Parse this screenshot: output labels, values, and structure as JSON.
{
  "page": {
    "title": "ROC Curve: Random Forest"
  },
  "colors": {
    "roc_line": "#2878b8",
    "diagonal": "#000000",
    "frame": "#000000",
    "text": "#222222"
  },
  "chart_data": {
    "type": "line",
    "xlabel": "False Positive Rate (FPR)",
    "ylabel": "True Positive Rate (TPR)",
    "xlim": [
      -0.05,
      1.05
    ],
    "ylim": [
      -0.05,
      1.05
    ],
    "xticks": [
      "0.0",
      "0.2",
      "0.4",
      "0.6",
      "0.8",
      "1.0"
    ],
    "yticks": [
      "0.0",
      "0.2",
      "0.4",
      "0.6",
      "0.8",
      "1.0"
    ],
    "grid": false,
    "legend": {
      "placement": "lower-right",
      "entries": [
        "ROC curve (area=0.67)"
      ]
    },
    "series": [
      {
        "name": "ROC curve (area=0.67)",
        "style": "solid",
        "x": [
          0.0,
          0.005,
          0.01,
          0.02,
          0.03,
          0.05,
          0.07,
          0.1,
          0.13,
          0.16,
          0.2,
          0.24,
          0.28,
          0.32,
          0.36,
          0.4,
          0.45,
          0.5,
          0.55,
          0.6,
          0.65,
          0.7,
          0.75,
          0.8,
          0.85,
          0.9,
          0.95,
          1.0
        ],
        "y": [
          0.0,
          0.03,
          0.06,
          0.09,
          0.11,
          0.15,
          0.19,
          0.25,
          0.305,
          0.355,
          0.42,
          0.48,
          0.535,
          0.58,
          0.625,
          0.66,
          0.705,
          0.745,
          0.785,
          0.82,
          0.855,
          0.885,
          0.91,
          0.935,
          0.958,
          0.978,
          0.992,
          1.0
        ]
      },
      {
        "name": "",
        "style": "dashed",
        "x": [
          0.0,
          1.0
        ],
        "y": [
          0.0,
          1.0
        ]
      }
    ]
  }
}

• [REQUIRED TASK]:
Reproduce the listing above verbatim, from first line to last.

• [EXERCISE RESULT]:
Parse this screenshot: output labels, values, and structure as JSON.
{
  "page": {
    "title": "ROC Curve: Random Forest"
  },
  "colors": {
    "roc_line": "#2878b8",
    "diagonal": "#000000",
    "frame": "#000000",
    "text": "#222222"
  },
  "chart_data": {
    "type": "line",
    "xlabel": "False Positive Rate (FPR)",
    "ylabel": "True Positive Rate (TPR)",
    "xlim": [
      -0.05,
      1.05
    ],
    "ylim": [
      -0.05,
      1.05
    ],
    "xticks": [
      "0.0",
      "0.2",
      "0.4",
      "0.6",
      "0.8",
      "1.0"
    ],
    "yticks": [
      "0.0",
      "0.2",
      "0.4",
      "0.6",
      "0.8",
      "1.0"
    ],
    "grid": false,
    "legend": {
      "placement": "lower-right",
      "entries": [
        "ROC curve (area=0.67)"
      ]
    },
    "series": [
      {
        "name": "ROC curve (area=0.67)",
        "style": "solid",
        "x": [
          0.0,
          0.005,
          0.01,
          0.02,
          0.03,
          0.05,
          0.07,
          0.1,
          0.13,
          0.16,
          0.2,
          0.24,
          0.28,
          0.32,
          0.36,
          0.4,
          0.45,
          0.5,
          0.55,
          0.6,
          0.65,
          0.7,
          0.75,
          0.8,
          0.85,
          0.9,
          0.95,
          1.0
        ],
        "y": [
          0.0,
          0.03,
          0.06,
          0.09,
          0.11,
          0.15,
          0.19,
          0.25,
          0.305,
          0.355,
          0.42,
          0.48,
          0.535,
          0.58,
          0.625,
          0.66,
          0.705,
          0.745,
          0.785,
          0.82,
          0.855,
          0.885,
          0.91,
          0.935,
          0.958,
          0.978,
          0.992,
          1.0
        ]
      },
      {
        "name": "",
        "style": "dashed",
        "x": [
          0.0,
          1.0
        ],
        "y": [
          0.0,
          1.0
        ]
      }
    ]
  }
}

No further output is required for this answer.